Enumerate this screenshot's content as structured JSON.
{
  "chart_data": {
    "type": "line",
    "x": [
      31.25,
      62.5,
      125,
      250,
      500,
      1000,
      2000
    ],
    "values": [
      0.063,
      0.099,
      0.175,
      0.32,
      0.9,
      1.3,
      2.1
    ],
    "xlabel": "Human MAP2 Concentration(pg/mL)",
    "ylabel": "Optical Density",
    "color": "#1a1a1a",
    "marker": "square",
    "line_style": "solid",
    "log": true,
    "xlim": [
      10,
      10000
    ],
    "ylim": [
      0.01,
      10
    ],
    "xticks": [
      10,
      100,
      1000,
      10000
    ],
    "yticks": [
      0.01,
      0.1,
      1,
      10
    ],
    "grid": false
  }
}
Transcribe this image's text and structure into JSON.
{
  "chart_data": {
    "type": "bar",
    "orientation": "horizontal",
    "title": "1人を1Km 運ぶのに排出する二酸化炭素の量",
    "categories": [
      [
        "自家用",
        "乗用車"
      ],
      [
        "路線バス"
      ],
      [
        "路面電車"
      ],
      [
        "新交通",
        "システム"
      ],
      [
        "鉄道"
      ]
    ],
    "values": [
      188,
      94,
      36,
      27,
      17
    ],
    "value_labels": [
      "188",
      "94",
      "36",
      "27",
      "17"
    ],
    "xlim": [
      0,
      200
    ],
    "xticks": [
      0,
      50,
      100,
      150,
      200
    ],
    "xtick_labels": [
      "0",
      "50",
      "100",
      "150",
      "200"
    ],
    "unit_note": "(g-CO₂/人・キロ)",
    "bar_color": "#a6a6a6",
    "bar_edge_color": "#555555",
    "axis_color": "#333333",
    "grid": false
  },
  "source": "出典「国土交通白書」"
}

▶ _WORK TO BE COMPLETED_
Give every line of the material again, exactly as it reads.

▶ _RESPONSE TO THIS EXERCISE_
Enumerate this screenshot's content as structured JSON.
{
  "chart_data": {
    "type": "line",
    "x": [
      31.25,
      62.5,
      125,
      250,
      500,
      1000,
      2000
    ],
    "values": [
      0.063,
      0.099,
      0.175,
      0.32,
      0.9,
      1.3,
      2.1
    ],
    "xlabel": "Human MAP2 Concentration(pg/mL)",
    "ylabel": "Optical Density",
    "color": "#1a1a1a",
    "marker": "square",
    "line_style": "solid",
    "log": true,
    "xlim": [
      10,
      10000
    ],
    "ylim": [
      0.01,
      10
    ],
    "xticks": [
      10,
      100,
      1000,
      10000
    ],
    "yticks": [
      0.01,
      0.1,
      1,
      10
    ],
    "grid": false
  }
}
Transcribe this image's text and structure into JSON.
{
  "chart_data": {
    "type": "bar",
    "orientation": "horizontal",
    "title": "1人を1Km 運ぶのに排出する二酸化炭素の量",
    "categories": [
      [
        "自家用",
        "乗用車"
      ],
      [
        "路線バス"
      ],
      [
        "路面電車"
      ],
      [
        "新交通",
        "システム"
      ],
      [
        "鉄道"
      ]
    ],
    "values": [
      188,
      94,
      36,
      27,
      17
    ],
    "value_labels": [
      "188",
      "94",
      "36",
      "27",
      "17"
    ],
    "xlim": [
      0,
      200
    ],
    "xticks": [
      0,
      50,
      100,
      150,
      200
    ],
    "xtick_labels": [
      "0",
      "50",
      "100",
      "150",
      "200"
    ],
    "unit_note": "(g-CO₂/人・キロ)",
    "bar_color": "#a6a6a6",
    "bar_edge_color": "#555555",
    "axis_color": "#333333",
    "grid": false
  },
  "source": "出典「国土交通白書」"
}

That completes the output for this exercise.